[Data entries]
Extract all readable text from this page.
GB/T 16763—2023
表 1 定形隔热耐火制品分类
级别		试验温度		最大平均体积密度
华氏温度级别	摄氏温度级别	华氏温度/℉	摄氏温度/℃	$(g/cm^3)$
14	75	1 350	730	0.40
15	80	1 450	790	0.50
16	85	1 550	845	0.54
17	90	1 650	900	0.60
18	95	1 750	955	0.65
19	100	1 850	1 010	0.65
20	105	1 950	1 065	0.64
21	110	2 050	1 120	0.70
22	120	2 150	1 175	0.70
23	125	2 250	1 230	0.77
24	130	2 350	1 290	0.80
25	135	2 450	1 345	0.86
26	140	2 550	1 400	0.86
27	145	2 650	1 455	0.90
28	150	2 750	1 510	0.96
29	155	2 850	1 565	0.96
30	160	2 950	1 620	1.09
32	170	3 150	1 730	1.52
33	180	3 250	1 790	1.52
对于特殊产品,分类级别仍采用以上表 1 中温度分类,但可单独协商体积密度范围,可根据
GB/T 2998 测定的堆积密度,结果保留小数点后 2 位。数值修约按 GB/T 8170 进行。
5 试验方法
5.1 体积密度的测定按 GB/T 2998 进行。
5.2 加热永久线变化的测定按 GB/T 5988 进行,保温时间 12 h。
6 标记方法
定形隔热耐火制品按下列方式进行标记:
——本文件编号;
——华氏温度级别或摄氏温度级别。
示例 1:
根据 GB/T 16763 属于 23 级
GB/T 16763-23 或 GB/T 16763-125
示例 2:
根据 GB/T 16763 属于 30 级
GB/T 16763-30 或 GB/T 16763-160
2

**SET PROBLEM:**
Faithfully transcribe the whole of the data.

**RESPONSE TO THE TASK:**
Extract all readable text from this page.
GB/T 16763—2023
表 1 定形隔热耐火制品分类
级别		试验温度		最大平均体积密度
华氏温度级别	摄氏温度级别	华氏温度/℉	摄氏温度/℃	$(g/cm^3)$
14	75	1 350	730	0.40
15	80	1 450	790	0.50
16	85	1 550	845	0.54
17	90	1 650	900	0.60
18	95	1 750	955	0.65
19	100	1 850	1 010	0.65
20	105	1 950	1 065	0.64
21	110	2 050	1 120	0.70
22	120	2 150	1 175	0.70
23	125	2 250	1 230	0.77
24	130	2 350	1 290	0.80
25	135	2 450	1 345	0.86
26	140	2 550	1 400	0.86
27	145	2 650	1 455	0.90
28	150	2 750	1 510	0.96
29	155	2 850	1 565	0.96
30	160	2 950	1 620	1.09
32	170	3 150	1 730	1.52
33	180	3 250	1 790	1.52
对于特殊产品,分类级别仍采用以上表 1 中温度分类,但可单独协商体积密度范围,可根据
GB/T 2998 测定的堆积密度,结果保留小数点后 2 位。数值修约按 GB/T 8170 进行。
5 试验方法
5.1 体积密度的测定按 GB/T 2998 进行。
5.2 加热永久线变化的测定按 GB/T 5988 进行,保温时间 12 h。
6 标记方法
定形隔热耐火制品按下列方式进行标记:
——本文件编号;
——华氏温度级别或摄氏温度级别。
示例 1:
根据 GB/T 16763 属于 23 级
GB/T 16763-23 或 GB/T 16763-125
示例 2:
根据 GB/T 16763 属于 30 级
GB/T 16763-30 或 GB/T 16763-160
2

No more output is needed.